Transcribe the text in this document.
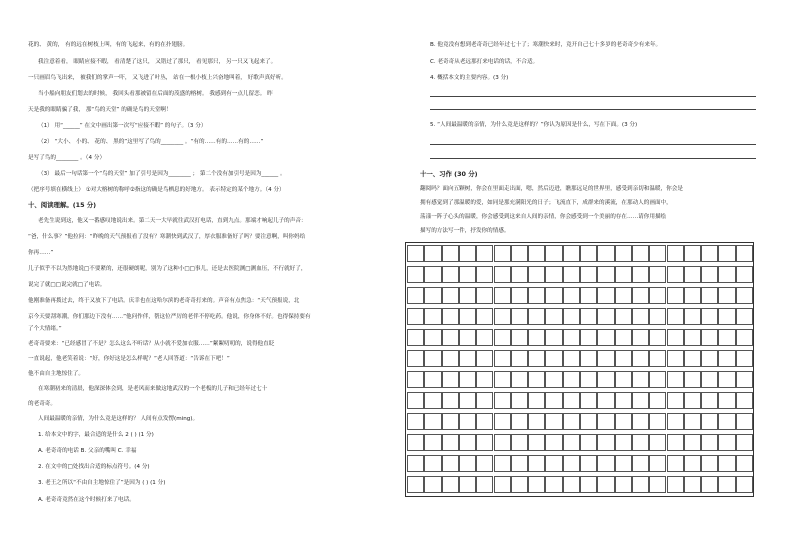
花的、 黄的， 有的远在树枝上叫，有的飞起来，有的在扑翅膀。
我注意着看， 眼睛应接不暇， 看清楚了这只， 又错过了那只， 看见那只， 另一只又飞起来了。
一只画眉鸟飞出来， 被我们的掌声一吓， 又飞进了叶丛， 站在一根小枝上兴奋地叫着， 好歌声真好听。
当小船向朋友们划去的时候， 我回头看那被留在后面的茂盛的榕树。 我感到有一点儿留恋。 昨
天是我的眼睛骗了我， 那“鸟的天堂” 的确是鸟的天堂啊！
（1） 用“______” 在文中画出第一次写“应接不暇” 的句子。（3 分）
（2） “大小、 小的、 花的、 黑的”这里写了鸟的________ 。“有的……有的……有的……”
是写了鸟的________ 。（4 分）
（3） 最后一句话第一个“鸟的天堂” 加了引号是因为________ ； 第二个没有加引号是因为______ 。
（把序号填在横线上） ①对大榕树的称呼②指这的确是鸟栖息的好地方。 表示特定的某个地方。（4 分）
十、阅读理解。(15 分)
老先生说到这，他又一番感叹地说出来。第二天一大早就往武汉打电话，直到九点。那端才响起儿子的声音：
“爸，什么事？”他拉问：“昨晚的天气预报看了没有？寒潮快到武汉了，厚衣服准备好了吗？要注意啊，叫你妈给
你再……”
儿子似乎不以为然地说□不要紧的，还很硬朗呢，别为了这种小□□事儿，还是去医院测□测血压，不行就好了，
说完了就□□说完就□了电话。
他刚准备再拨过去，终于又放下了电话。庆幸也在这哈尔滨的老奇奇打来的。声音有点焦急：“天气预报说，北
京今天要刮寒潮，你们那边下没有……”他问作伴，帮这位严厉的老伴不停吃药。他说，你身体不好。也得保持要有
了个大情绪。”
老奇奇要来：“已经感冒了不是？怎么这么不听话？从小就不爱加衣服……”絮絮叨叨的，说得他直眨
一直说起，他老笑着说：“好，你好这是怎么样呢？”老人回答道：“告诉在下吧！”
他不由自主地惊住了。
在寒潮初来的清晨，他深深体会到，是老风而来做这地武汉的一个老板的儿子和已经年过七十
的老奇奇。
人间最温暖的亲情，为什么竟是这样的？ 人间有点发愣(ming)。
1. 给本文中的字，最合适的是什么 2 ( ) (1 分)
A. 老奇奇的电话 B. 父亲的嘴叫 C. 幸福
2. 在文中的□处找出合适的标点符号。(4 分)
3. 老王之所以“不由自主地惊住了”是因为 ( ) (1 分)
A. 老奇奇竟然在这个时候打来了电话。
B. 他竟没有想到老奇奇已经年过七十了；寒潮快来时，竟开自己七十多岁的老奇奇少有来年。
C. 老奇奇从老远那打来电话的话，不合适。
4. 概括本文的主要内容。(3 分)
5. “人间最温暖的亲情，为什么竟是这样的？”你认为原因是什么，写在下面。(3 分)
十一、习作 (30 分)
翻阅吗？面向五颗树，你会在里面走出面，嗯，然后迈进，瞧那远足的世界里，感受到亲切和温暖，你会是
拥有感觉到了那温暖的爱，如同是那充满阳光的日子；飞流直下，成群来的溪流，在那动人的画面中，
荡漾一阵子心头的温暖，你会感受到这来自人间的亲情，你会感受到一个美丽的存在……请你用描绘
描写的方法写一件，抒发你的情感。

··········

* WHAT IS BEING ASKED: Identify every line above with the string "鸟的天堂" in it. Copy those lines.

* WRITTEN SOLUTION:
天是我的眼睛骗了我， 那“鸟的天堂” 的确是鸟的天堂啊！
（3） 最后一句话第一个“鸟的天堂” 加了引号是因为________ ； 第二个没有加引号是因为______ 。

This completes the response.